Objective:
Show each line of the data below that has the string "vacs" in it.

══ Material supplied

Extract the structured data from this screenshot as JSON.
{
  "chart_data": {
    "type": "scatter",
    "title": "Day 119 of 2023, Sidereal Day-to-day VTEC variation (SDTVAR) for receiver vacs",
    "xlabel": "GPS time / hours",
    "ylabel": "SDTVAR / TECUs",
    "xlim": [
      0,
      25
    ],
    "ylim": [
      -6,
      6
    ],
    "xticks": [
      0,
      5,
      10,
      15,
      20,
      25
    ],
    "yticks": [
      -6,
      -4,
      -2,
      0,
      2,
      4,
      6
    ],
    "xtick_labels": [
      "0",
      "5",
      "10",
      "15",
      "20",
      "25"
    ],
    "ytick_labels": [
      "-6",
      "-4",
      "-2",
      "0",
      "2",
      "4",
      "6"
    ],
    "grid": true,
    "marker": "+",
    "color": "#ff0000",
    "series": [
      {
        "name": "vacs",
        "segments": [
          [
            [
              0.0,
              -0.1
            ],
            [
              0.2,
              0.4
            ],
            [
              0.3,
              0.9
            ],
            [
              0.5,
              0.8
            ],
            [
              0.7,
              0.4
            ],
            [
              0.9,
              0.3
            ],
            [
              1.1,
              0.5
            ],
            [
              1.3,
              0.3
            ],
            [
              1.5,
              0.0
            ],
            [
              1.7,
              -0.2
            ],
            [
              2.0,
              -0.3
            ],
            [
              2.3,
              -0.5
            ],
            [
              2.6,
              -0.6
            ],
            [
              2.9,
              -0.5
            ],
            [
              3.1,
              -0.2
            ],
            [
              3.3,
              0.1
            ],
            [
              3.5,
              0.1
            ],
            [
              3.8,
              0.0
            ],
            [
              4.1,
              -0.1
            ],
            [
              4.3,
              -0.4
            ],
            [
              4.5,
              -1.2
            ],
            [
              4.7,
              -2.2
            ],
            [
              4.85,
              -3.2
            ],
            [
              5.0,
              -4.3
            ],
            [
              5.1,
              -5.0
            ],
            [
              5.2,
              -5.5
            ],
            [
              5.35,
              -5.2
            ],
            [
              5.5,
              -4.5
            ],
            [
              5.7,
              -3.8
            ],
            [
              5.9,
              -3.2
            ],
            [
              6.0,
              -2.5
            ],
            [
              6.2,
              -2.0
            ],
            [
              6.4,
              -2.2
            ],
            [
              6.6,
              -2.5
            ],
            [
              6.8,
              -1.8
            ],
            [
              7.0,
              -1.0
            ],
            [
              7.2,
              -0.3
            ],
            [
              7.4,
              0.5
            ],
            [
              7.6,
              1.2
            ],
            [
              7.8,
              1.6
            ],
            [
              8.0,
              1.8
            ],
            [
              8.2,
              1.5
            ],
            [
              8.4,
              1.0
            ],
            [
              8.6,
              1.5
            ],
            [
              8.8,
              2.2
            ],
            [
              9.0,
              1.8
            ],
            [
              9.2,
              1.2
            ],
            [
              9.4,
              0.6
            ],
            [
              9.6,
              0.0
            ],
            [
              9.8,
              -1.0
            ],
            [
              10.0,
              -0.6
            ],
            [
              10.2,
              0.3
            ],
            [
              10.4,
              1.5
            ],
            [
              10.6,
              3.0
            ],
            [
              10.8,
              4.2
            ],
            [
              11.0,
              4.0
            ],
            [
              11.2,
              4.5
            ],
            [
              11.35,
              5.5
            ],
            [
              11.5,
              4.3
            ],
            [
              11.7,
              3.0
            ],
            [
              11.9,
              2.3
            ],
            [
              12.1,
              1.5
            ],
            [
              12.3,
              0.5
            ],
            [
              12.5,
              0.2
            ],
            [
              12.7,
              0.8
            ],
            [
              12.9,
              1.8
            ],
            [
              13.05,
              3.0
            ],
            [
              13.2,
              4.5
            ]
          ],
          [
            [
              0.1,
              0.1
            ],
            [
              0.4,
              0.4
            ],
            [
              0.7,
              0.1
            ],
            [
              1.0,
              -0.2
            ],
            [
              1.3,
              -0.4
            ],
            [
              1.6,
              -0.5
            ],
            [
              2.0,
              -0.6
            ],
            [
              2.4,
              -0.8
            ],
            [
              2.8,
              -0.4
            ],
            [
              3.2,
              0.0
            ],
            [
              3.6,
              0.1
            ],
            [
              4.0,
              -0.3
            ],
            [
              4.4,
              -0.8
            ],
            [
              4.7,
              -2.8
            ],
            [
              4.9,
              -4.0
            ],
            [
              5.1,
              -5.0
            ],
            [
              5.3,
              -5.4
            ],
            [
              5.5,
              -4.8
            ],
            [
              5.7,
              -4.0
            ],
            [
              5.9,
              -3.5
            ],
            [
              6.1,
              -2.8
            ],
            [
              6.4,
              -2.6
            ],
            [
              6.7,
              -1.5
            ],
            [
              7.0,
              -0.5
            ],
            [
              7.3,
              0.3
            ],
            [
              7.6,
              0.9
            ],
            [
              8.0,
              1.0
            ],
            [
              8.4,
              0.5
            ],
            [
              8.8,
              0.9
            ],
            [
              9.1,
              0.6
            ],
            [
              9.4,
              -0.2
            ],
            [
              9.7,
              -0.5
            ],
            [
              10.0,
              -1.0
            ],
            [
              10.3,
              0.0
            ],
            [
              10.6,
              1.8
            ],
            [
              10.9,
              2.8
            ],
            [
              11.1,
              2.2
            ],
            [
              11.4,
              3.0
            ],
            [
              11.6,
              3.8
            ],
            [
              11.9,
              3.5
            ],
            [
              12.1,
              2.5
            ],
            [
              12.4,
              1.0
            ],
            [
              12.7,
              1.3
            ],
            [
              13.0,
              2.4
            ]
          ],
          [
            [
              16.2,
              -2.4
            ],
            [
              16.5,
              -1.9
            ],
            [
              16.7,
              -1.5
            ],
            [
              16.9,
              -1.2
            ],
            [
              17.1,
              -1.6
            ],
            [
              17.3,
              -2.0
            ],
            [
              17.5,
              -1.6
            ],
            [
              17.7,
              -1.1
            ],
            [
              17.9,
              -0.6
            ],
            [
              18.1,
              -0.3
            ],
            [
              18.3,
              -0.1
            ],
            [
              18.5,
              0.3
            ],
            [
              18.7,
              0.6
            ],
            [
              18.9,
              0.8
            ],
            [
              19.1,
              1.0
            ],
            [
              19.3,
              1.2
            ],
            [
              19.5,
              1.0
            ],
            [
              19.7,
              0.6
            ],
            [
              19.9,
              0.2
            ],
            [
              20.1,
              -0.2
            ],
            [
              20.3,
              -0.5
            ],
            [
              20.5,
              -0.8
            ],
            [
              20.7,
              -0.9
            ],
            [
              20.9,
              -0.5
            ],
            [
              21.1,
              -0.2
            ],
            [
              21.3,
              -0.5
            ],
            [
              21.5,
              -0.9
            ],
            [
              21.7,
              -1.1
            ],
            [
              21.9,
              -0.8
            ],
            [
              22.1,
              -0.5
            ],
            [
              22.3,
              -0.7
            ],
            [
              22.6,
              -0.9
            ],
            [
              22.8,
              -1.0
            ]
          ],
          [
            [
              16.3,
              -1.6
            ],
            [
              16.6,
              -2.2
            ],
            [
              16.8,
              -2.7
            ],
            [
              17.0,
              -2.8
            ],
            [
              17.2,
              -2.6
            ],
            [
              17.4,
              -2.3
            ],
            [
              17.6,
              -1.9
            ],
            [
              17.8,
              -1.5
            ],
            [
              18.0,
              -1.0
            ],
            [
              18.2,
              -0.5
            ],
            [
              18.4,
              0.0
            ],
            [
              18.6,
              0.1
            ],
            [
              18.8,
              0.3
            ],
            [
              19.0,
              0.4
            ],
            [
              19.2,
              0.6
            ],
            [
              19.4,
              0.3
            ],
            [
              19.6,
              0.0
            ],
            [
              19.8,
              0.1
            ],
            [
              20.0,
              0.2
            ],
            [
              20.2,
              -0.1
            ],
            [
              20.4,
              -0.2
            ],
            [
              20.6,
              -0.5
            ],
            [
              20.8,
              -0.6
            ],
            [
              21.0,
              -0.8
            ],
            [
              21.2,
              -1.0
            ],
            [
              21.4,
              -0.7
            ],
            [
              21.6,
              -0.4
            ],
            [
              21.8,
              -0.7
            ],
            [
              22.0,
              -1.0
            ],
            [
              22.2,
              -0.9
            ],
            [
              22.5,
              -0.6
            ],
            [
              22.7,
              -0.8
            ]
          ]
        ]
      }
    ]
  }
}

════

Result for this task:
    "title": "Day 119 of 2023, Sidereal Day-to-day VTEC variation (SDTVAR) for receiver vacs",
        "name": "vacs",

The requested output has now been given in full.